Exercise goal: Whenever a line of the material contains the string "Cardiac", it should be copied.
** Input records follows **
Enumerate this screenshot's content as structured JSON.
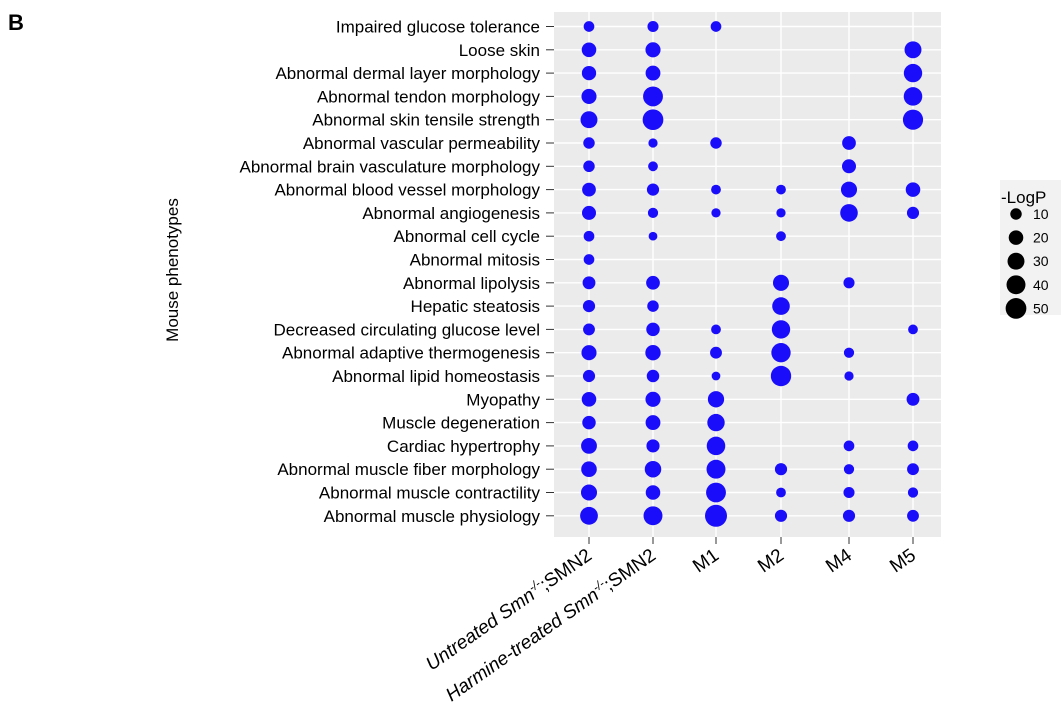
{
  "panel_label": "B",
  "chart_data": {
    "type": "scatter",
    "ylabel": "Mouse phenotypes",
    "categories_x": [
      {
        "label": "Untreated Smn",
        "sup": "-/-",
        "suffix": ";SMN2",
        "italic_prefix": true
      },
      {
        "label": "Harmine-treated Smn",
        "sup": "-/-",
        "suffix": ";SMN2",
        "italic_prefix": true
      },
      {
        "label": "M1"
      },
      {
        "label": "M2"
      },
      {
        "label": "M4"
      },
      {
        "label": "M5"
      }
    ],
    "categories_y": [
      "Impaired glucose tolerance",
      "Loose skin",
      "Abnormal dermal layer morphology",
      "Abnormal tendon morphology",
      "Abnormal skin tensile strength",
      "Abnormal vascular permeability",
      "Abnormal brain vasculature morphology",
      "Abnormal blood vessel morphology",
      "Abnormal angiogenesis",
      "Abnormal cell cycle",
      "Abnormal mitosis",
      "Abnormal lipolysis",
      "Hepatic steatosis",
      "Decreased circulating glucose level",
      "Abnormal adaptive thermogenesis",
      "Abnormal lipid  homeostasis",
      "Myopathy",
      "Muscle degeneration",
      "Cardiac hypertrophy",
      "Abnormal muscle fiber morphology",
      "Abnormal muscle contractility",
      "Abnormal muscle physiology"
    ],
    "point_color": "#1a0dfa",
    "size_legend": {
      "title": "-LogP",
      "values": [
        10,
        20,
        30,
        40,
        50
      ]
    },
    "points_neglogp": [
      [
        8,
        9,
        8,
        null,
        null,
        null
      ],
      [
        20,
        22,
        null,
        null,
        null,
        30
      ],
      [
        19,
        21,
        null,
        null,
        null,
        37
      ],
      [
        22,
        45,
        null,
        null,
        null,
        38
      ],
      [
        30,
        50,
        null,
        null,
        null,
        47
      ],
      [
        10,
        5,
        10,
        null,
        17,
        null
      ],
      [
        10,
        6,
        null,
        null,
        18,
        null
      ],
      [
        17,
        12,
        6,
        6,
        26,
        20
      ],
      [
        18,
        7,
        5,
        5,
        33,
        12
      ],
      [
        8,
        4,
        null,
        6,
        null,
        null
      ],
      [
        8,
        null,
        null,
        null,
        null,
        null
      ],
      [
        14,
        17,
        null,
        26,
        9,
        null
      ],
      [
        12,
        10,
        null,
        33,
        null,
        null
      ],
      [
        11,
        16,
        6,
        37,
        null,
        6
      ],
      [
        22,
        23,
        11,
        42,
        7,
        null
      ],
      [
        12,
        13,
        4,
        48,
        5,
        null
      ],
      [
        20,
        22,
        27,
        null,
        null,
        14
      ],
      [
        16,
        21,
        32,
        null,
        null,
        null
      ],
      [
        25,
        15,
        38,
        null,
        8,
        8
      ],
      [
        24,
        28,
        40,
        12,
        7,
        11
      ],
      [
        26,
        20,
        45,
        6,
        9,
        7
      ],
      [
        34,
        40,
        58,
        12,
        12,
        11
      ]
    ]
  }
}
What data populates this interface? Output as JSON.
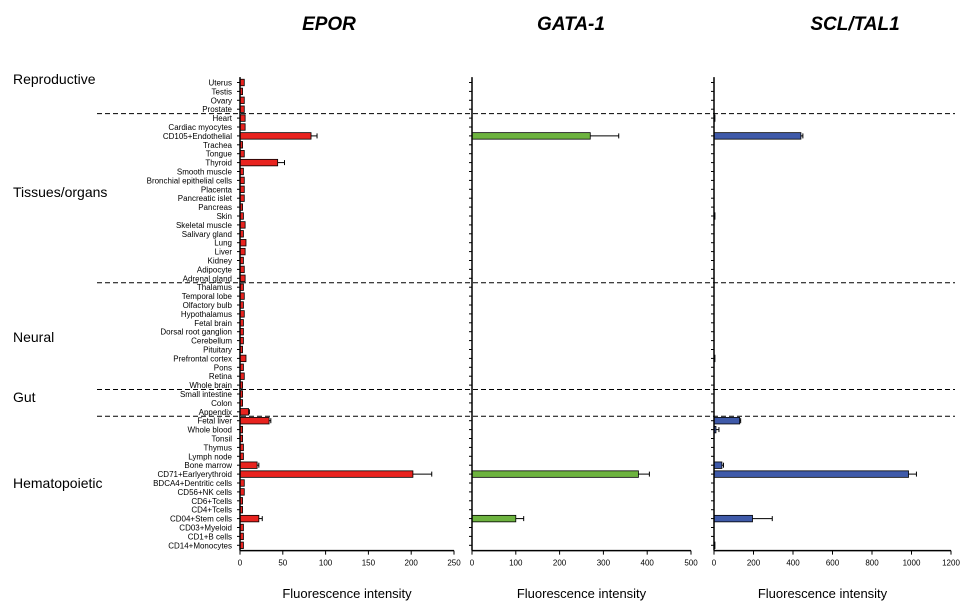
{
  "chart_data": {
    "type": "bar",
    "orientation": "horizontal",
    "xlabel": "Fluorescence intensity",
    "categories": [
      "Uterus",
      "Testis",
      "Ovary",
      "Prostate",
      "Heart",
      "Cardiac myocytes",
      "CD105+Endothelial",
      "Trachea",
      "Tongue",
      "Thyroid",
      "Smooth muscle",
      "Bronchial epithelial cells",
      "Placenta",
      "Pancreatic islet",
      "Pancreas",
      "Skin",
      "Skeletal muscle",
      "Salivary gland",
      "Lung",
      "Liver",
      "Kidney",
      "Adipocyte",
      "Adrenal gland",
      "Thalamus",
      "Temporal lobe",
      "Olfactory bulb",
      "Hypothalamus",
      "Fetal brain",
      "Dorsal root ganglion",
      "Cerebellum",
      "Pituitary",
      "Prefrontal cortex",
      "Pons",
      "Retina",
      "Whole brain",
      "Small intestine",
      "Colon",
      "Appendix",
      "Fetal liver",
      "Whole blood",
      "Tonsil",
      "Thymus",
      "Lymph node",
      "Bone marrow",
      "CD71+Earlyerythroid",
      "BDCA4+Dentritic cells",
      "CD56+NK cells",
      "CD6+Tcells",
      "CD4+Tcells",
      "CD04+Stem cells",
      "CD03+Myeloid",
      "CD1+B cells",
      "CD14+Monocytes"
    ],
    "groups": [
      {
        "label": "Reproductive",
        "start": 0,
        "end": 3
      },
      {
        "label": "Tissues/organs",
        "start": 4,
        "end": 22
      },
      {
        "label": "Neural",
        "start": 23,
        "end": 34
      },
      {
        "label": "Gut",
        "start": 35,
        "end": 37
      },
      {
        "label": "Hematopoietic",
        "start": 38,
        "end": 52
      }
    ],
    "panels": [
      {
        "title": "EPOR",
        "color": "#e8231f",
        "xlim": [
          0,
          250
        ],
        "xticks": [
          0,
          50,
          100,
          150,
          200,
          250
        ],
        "values": [
          5,
          3,
          5,
          5,
          6,
          6,
          83,
          3,
          5,
          44,
          4,
          5,
          5,
          5,
          3,
          4,
          6,
          4,
          7,
          6,
          4,
          5,
          6,
          4,
          5,
          4,
          5,
          4,
          4,
          4,
          3,
          7,
          4,
          5,
          3,
          3,
          3,
          10,
          34,
          3,
          3,
          4,
          4,
          20,
          202,
          5,
          5,
          3,
          3,
          22,
          4,
          4,
          4
        ],
        "errors": [
          0,
          0,
          0,
          0,
          0,
          0,
          7,
          0,
          0,
          8,
          0,
          0,
          0,
          0,
          0,
          0,
          0,
          0,
          0,
          0,
          0,
          0,
          0,
          0,
          0,
          0,
          0,
          0,
          0,
          0,
          0,
          0,
          0,
          0,
          0,
          0,
          0,
          1,
          2,
          0,
          0,
          0,
          0,
          2,
          22,
          0,
          0,
          0,
          0,
          4,
          0,
          0,
          0
        ]
      },
      {
        "title": "GATA-1",
        "color": "#6db33f",
        "xlim": [
          0,
          500
        ],
        "xticks": [
          0,
          100,
          200,
          300,
          400,
          500
        ],
        "values": [
          0,
          0,
          0,
          0,
          0,
          0,
          270,
          0,
          0,
          0,
          0,
          0,
          0,
          0,
          0,
          0,
          0,
          0,
          0,
          0,
          0,
          0,
          0,
          0,
          0,
          0,
          0,
          0,
          0,
          0,
          0,
          0,
          0,
          0,
          0,
          0,
          0,
          0,
          0,
          0,
          0,
          0,
          0,
          0,
          380,
          0,
          0,
          0,
          0,
          100,
          0,
          0,
          0
        ],
        "errors": [
          0,
          0,
          0,
          0,
          0,
          0,
          65,
          0,
          0,
          0,
          0,
          0,
          0,
          0,
          0,
          0,
          0,
          0,
          0,
          0,
          0,
          0,
          0,
          0,
          0,
          0,
          0,
          0,
          0,
          0,
          0,
          0,
          0,
          0,
          0,
          0,
          0,
          0,
          0,
          0,
          0,
          0,
          0,
          0,
          25,
          0,
          0,
          0,
          0,
          18,
          0,
          0,
          0
        ]
      },
      {
        "title": "SCL/TAL1",
        "color": "#3f5aa9",
        "xlim": [
          0,
          1200
        ],
        "xticks": [
          0,
          200,
          400,
          600,
          800,
          1000,
          1200
        ],
        "values": [
          0,
          0,
          0,
          0,
          5,
          0,
          440,
          0,
          0,
          0,
          0,
          0,
          0,
          0,
          0,
          5,
          0,
          0,
          0,
          0,
          0,
          0,
          0,
          0,
          0,
          0,
          0,
          0,
          0,
          0,
          0,
          5,
          0,
          0,
          0,
          0,
          0,
          0,
          130,
          10,
          0,
          0,
          0,
          40,
          985,
          0,
          0,
          0,
          0,
          195,
          0,
          0,
          5
        ],
        "errors": [
          0,
          0,
          0,
          0,
          0,
          0,
          10,
          0,
          0,
          0,
          0,
          0,
          0,
          0,
          0,
          0,
          0,
          0,
          0,
          0,
          0,
          0,
          0,
          0,
          0,
          0,
          0,
          0,
          0,
          0,
          0,
          0,
          0,
          0,
          0,
          0,
          0,
          0,
          5,
          15,
          0,
          0,
          0,
          8,
          40,
          0,
          0,
          0,
          0,
          100,
          0,
          0,
          0
        ]
      }
    ]
  }
}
** End of Input records **
Task output:
      "Cardiac hypertrophy",
      "Cardiac myocytes",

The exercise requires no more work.